**What you need to do:** Leave out the pictures, then reproduce the rest of the material exactly.

**Records for the exercise:**
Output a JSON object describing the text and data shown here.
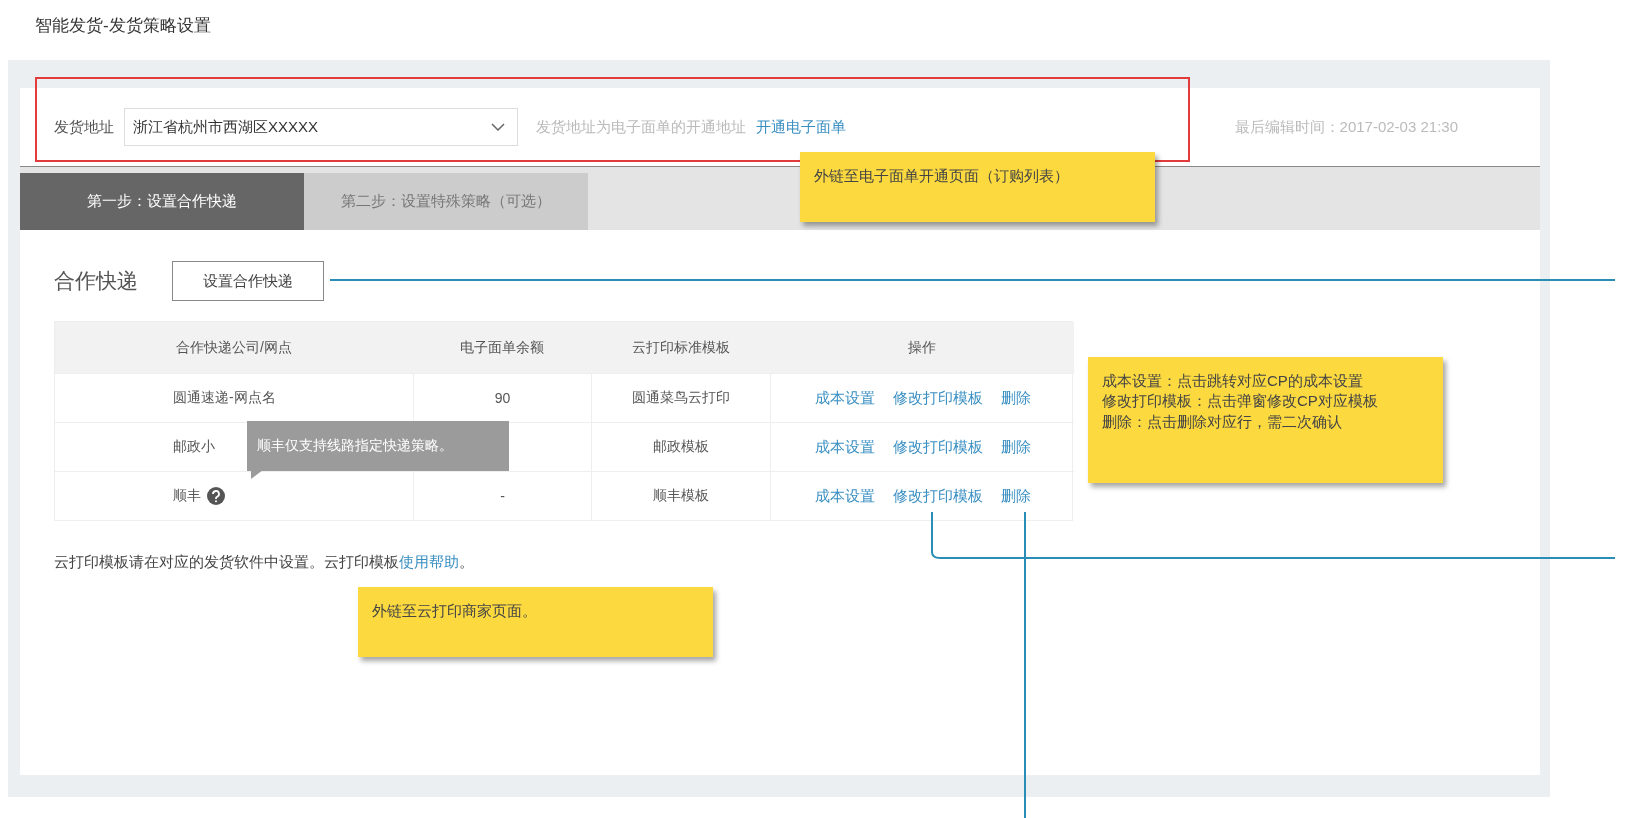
{
  "page_title": "智能发货-发货策略设置",
  "address": {
    "label": "发货地址",
    "value": "浙江省杭州市西湖区XXXXX",
    "hint": "发货地址为电子面单的开通地址",
    "link": "开通电子面单",
    "last_edit": "最后编辑时间：2017-02-03 21:30"
  },
  "steps": [
    {
      "label": "第一步：设置合作快递",
      "selected": true
    },
    {
      "label": "第二步：设置特殊策略（可选）",
      "selected": false
    }
  ],
  "section": {
    "title": "合作快递",
    "button": "设置合作快递"
  },
  "table": {
    "columns": [
      "合作快递公司/网点",
      "电子面单余额",
      "云打印标准模板",
      "操作"
    ],
    "rows": [
      {
        "cells": [
          "圆通速递-网点名",
          "90",
          "圆通菜鸟云打印"
        ],
        "actions": [
          "成本设置",
          "修改打印模板",
          "删除"
        ],
        "help": false
      },
      {
        "cells": [
          "邮政小",
          "",
          "邮政模板"
        ],
        "actions": [
          "成本设置",
          "修改打印模板",
          "删除"
        ],
        "help": false
      },
      {
        "cells": [
          "顺丰",
          "-",
          "顺丰模板"
        ],
        "actions": [
          "成本设置",
          "修改打印模板",
          "删除"
        ],
        "help": true
      }
    ]
  },
  "tooltip": "顺丰仅支持线路指定快递策略。",
  "footer": {
    "text": "云打印模板请在对应的发货软件中设置。云打印模板",
    "link": "使用帮助",
    "end": "。"
  },
  "notes": [
    {
      "lines": [
        "外链至电子面单开通页面（订购列表）"
      ]
    },
    {
      "lines": [
        "成本设置：点击跳转对应CP的成本设置",
        "修改打印模板：点击弹窗修改CP对应模板",
        "删除：点击删除对应行，需二次确认"
      ]
    },
    {
      "lines": [
        "外链至云打印商家页面。"
      ]
    }
  ]
}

**Task result:**
Output a JSON object describing the text and data shown here.
{
  "page_title": "智能发货-发货策略设置",
  "address": {
    "label": "发货地址",
    "value": "浙江省杭州市西湖区XXXXX",
    "hint": "发货地址为电子面单的开通地址",
    "link": "开通电子面单",
    "last_edit": "最后编辑时间：2017-02-03 21:30"
  },
  "steps": [
    {
      "label": "第一步：设置合作快递",
      "selected": true
    },
    {
      "label": "第二步：设置特殊策略（可选）",
      "selected": false
    }
  ],
  "section": {
    "title": "合作快递",
    "button": "设置合作快递"
  },
  "table": {
    "columns": [
      "合作快递公司/网点",
      "电子面单余额",
      "云打印标准模板",
      "操作"
    ],
    "rows": [
      {
        "cells": [
          "圆通速递-网点名",
          "90",
          "圆通菜鸟云打印"
        ],
        "actions": [
          "成本设置",
          "修改打印模板",
          "删除"
        ],
        "help": false
      },
      {
        "cells": [
          "邮政小",
          "",
          "邮政模板"
        ],
        "actions": [
          "成本设置",
          "修改打印模板",
          "删除"
        ],
        "help": false
      },
      {
        "cells": [
          "顺丰",
          "-",
          "顺丰模板"
        ],
        "actions": [
          "成本设置",
          "修改打印模板",
          "删除"
        ],
        "help": true
      }
    ]
  },
  "tooltip": "顺丰仅支持线路指定快递策略。",
  "footer": {
    "text": "云打印模板请在对应的发货软件中设置。云打印模板",
    "link": "使用帮助",
    "end": "。"
  },
  "notes": [
    {
      "lines": [
        "外链至电子面单开通页面（订购列表）"
      ]
    },
    {
      "lines": [
        "成本设置：点击跳转对应CP的成本设置",
        "修改打印模板：点击弹窗修改CP对应模板",
        "删除：点击删除对应行，需二次确认"
      ]
    },
    {
      "lines": [
        "外链至云打印商家页面。"
      ]
    }
  ]
}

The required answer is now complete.